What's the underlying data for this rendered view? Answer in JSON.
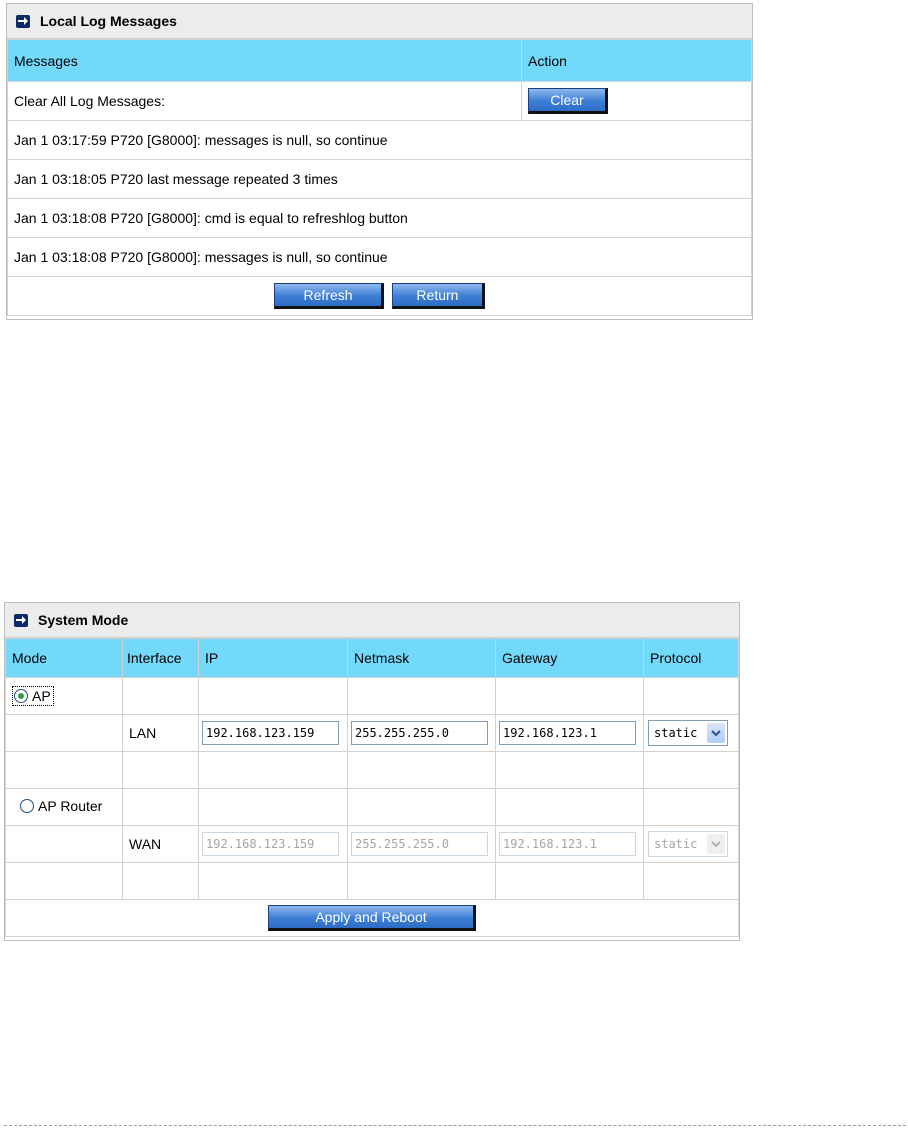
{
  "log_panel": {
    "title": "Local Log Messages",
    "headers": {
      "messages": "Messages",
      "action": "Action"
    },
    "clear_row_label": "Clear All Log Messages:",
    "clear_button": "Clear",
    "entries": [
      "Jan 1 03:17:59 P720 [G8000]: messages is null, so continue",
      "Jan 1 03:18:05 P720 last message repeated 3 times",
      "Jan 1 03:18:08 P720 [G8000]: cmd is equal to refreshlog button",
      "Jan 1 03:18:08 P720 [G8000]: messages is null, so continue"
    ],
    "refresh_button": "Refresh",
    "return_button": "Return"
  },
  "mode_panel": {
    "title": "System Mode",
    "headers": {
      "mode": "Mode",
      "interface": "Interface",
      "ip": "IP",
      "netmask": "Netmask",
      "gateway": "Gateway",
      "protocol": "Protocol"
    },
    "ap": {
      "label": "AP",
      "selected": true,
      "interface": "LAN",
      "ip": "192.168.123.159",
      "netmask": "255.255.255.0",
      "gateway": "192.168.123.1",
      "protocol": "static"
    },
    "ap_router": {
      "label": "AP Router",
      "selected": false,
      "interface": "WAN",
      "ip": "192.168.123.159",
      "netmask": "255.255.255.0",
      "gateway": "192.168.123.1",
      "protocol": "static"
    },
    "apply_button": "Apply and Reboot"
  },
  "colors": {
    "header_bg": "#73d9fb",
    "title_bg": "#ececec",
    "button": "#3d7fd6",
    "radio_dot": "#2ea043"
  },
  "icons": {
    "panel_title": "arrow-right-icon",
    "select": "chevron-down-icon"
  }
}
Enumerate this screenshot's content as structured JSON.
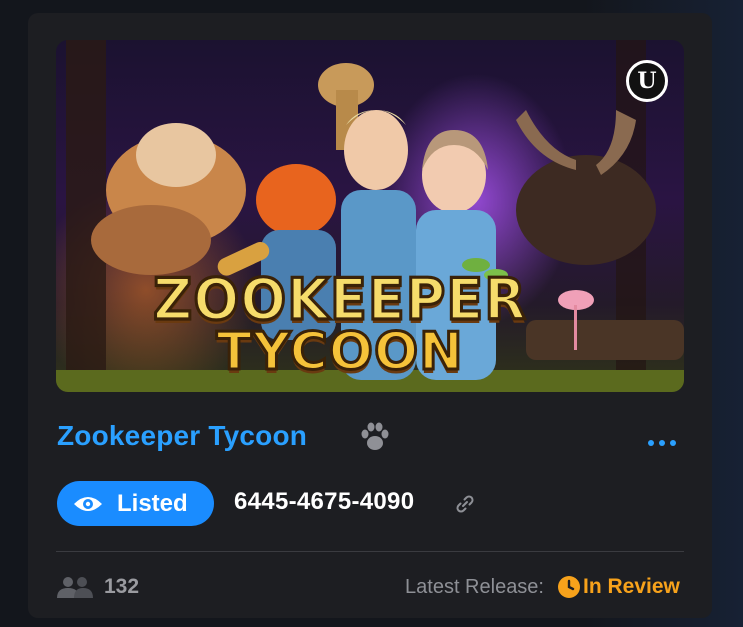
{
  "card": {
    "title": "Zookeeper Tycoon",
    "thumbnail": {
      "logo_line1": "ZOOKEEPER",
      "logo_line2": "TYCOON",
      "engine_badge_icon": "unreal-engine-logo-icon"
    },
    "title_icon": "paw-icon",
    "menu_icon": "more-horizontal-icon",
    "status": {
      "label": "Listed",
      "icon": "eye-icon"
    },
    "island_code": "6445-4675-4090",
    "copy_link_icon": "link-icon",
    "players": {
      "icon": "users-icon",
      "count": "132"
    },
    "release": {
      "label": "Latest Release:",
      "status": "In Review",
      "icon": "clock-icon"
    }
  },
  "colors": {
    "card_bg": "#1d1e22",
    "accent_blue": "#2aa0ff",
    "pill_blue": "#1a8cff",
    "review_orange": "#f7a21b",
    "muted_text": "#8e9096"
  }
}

> **Task prompt**:
Only the lines from the one that holds "Enumerate this screenshot's" through the end of the records above should be printed again, exactly as they are. Leave out the pictures.

> **Solution to the problem**:
Enumerate this screenshot's content as structured JSON.
{
  "card": {
    "title": "Zookeeper Tycoon",
    "thumbnail": {
      "logo_line1": "ZOOKEEPER",
      "logo_line2": "TYCOON",
      "engine_badge_icon": "unreal-engine-logo-icon"
    },
    "title_icon": "paw-icon",
    "menu_icon": "more-horizontal-icon",
    "status": {
      "label": "Listed",
      "icon": "eye-icon"
    },
    "island_code": "6445-4675-4090",
    "copy_link_icon": "link-icon",
    "players": {
      "icon": "users-icon",
      "count": "132"
    },
    "release": {
      "label": "Latest Release:",
      "status": "In Review",
      "icon": "clock-icon"
    }
  },
  "colors": {
    "card_bg": "#1d1e22",
    "accent_blue": "#2aa0ff",
    "pill_blue": "#1a8cff",
    "review_orange": "#f7a21b",
    "muted_text": "#8e9096"
  }
}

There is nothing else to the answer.